_Exercise_. Reproduce the entries exactly.

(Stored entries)
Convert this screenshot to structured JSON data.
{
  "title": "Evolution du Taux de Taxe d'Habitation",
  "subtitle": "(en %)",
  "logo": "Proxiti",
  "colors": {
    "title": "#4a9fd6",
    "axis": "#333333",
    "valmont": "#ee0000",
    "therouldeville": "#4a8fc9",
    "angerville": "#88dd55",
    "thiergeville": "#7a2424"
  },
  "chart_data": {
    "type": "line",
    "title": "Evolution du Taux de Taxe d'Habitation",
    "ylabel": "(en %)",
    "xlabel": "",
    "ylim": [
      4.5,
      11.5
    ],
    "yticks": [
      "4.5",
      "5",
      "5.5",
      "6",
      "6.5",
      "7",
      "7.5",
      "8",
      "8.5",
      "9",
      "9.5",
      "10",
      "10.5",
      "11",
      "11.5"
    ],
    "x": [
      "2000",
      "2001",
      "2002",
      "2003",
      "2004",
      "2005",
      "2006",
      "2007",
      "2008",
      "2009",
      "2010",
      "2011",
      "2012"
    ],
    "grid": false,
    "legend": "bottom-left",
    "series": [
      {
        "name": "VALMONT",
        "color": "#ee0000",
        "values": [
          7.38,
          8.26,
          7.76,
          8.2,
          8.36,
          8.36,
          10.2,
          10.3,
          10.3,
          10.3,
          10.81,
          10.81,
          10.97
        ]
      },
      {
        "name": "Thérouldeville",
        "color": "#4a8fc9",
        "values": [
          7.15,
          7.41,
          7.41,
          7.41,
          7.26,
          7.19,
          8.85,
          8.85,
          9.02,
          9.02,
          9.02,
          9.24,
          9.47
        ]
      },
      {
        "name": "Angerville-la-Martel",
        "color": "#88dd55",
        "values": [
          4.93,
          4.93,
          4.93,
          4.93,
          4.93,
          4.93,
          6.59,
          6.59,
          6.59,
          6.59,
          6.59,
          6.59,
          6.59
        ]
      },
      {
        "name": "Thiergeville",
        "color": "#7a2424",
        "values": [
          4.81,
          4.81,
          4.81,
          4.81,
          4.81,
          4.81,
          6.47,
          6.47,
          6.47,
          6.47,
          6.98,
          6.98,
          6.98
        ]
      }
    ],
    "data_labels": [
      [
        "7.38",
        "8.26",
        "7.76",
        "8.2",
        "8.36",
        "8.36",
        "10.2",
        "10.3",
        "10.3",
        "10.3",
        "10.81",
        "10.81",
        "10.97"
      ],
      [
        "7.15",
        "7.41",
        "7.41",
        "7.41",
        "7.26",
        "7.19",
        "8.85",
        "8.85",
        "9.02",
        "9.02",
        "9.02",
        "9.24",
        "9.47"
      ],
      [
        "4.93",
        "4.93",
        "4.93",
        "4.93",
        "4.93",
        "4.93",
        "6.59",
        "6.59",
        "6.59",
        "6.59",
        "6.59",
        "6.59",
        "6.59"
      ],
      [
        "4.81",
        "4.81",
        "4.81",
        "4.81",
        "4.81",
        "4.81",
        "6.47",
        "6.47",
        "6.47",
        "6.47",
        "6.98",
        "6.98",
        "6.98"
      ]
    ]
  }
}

_Completed task_.
Convert this screenshot to structured JSON data.
{
  "title": "Evolution du Taux de Taxe d'Habitation",
  "subtitle": "(en %)",
  "logo": "Proxiti",
  "colors": {
    "title": "#4a9fd6",
    "axis": "#333333",
    "valmont": "#ee0000",
    "therouldeville": "#4a8fc9",
    "angerville": "#88dd55",
    "thiergeville": "#7a2424"
  },
  "chart_data": {
    "type": "line",
    "title": "Evolution du Taux de Taxe d'Habitation",
    "ylabel": "(en %)",
    "xlabel": "",
    "ylim": [
      4.5,
      11.5
    ],
    "yticks": [
      "4.5",
      "5",
      "5.5",
      "6",
      "6.5",
      "7",
      "7.5",
      "8",
      "8.5",
      "9",
      "9.5",
      "10",
      "10.5",
      "11",
      "11.5"
    ],
    "x": [
      "2000",
      "2001",
      "2002",
      "2003",
      "2004",
      "2005",
      "2006",
      "2007",
      "2008",
      "2009",
      "2010",
      "2011",
      "2012"
    ],
    "grid": false,
    "legend": "bottom-left",
    "series": [
      {
        "name": "VALMONT",
        "color": "#ee0000",
        "values": [
          7.38,
          8.26,
          7.76,
          8.2,
          8.36,
          8.36,
          10.2,
          10.3,
          10.3,
          10.3,
          10.81,
          10.81,
          10.97
        ]
      },
      {
        "name": "Thérouldeville",
        "color": "#4a8fc9",
        "values": [
          7.15,
          7.41,
          7.41,
          7.41,
          7.26,
          7.19,
          8.85,
          8.85,
          9.02,
          9.02,
          9.02,
          9.24,
          9.47
        ]
      },
      {
        "name": "Angerville-la-Martel",
        "color": "#88dd55",
        "values": [
          4.93,
          4.93,
          4.93,
          4.93,
          4.93,
          4.93,
          6.59,
          6.59,
          6.59,
          6.59,
          6.59,
          6.59,
          6.59
        ]
      },
      {
        "name": "Thiergeville",
        "color": "#7a2424",
        "values": [
          4.81,
          4.81,
          4.81,
          4.81,
          4.81,
          4.81,
          6.47,
          6.47,
          6.47,
          6.47,
          6.98,
          6.98,
          6.98
        ]
      }
    ],
    "data_labels": [
      [
        "7.38",
        "8.26",
        "7.76",
        "8.2",
        "8.36",
        "8.36",
        "10.2",
        "10.3",
        "10.3",
        "10.3",
        "10.81",
        "10.81",
        "10.97"
      ],
      [
        "7.15",
        "7.41",
        "7.41",
        "7.41",
        "7.26",
        "7.19",
        "8.85",
        "8.85",
        "9.02",
        "9.02",
        "9.02",
        "9.24",
        "9.47"
      ],
      [
        "4.93",
        "4.93",
        "4.93",
        "4.93",
        "4.93",
        "4.93",
        "6.59",
        "6.59",
        "6.59",
        "6.59",
        "6.59",
        "6.59",
        "6.59"
      ],
      [
        "4.81",
        "4.81",
        "4.81",
        "4.81",
        "4.81",
        "4.81",
        "6.47",
        "6.47",
        "6.47",
        "6.47",
        "6.98",
        "6.98",
        "6.98"
      ]
    ]
  }
}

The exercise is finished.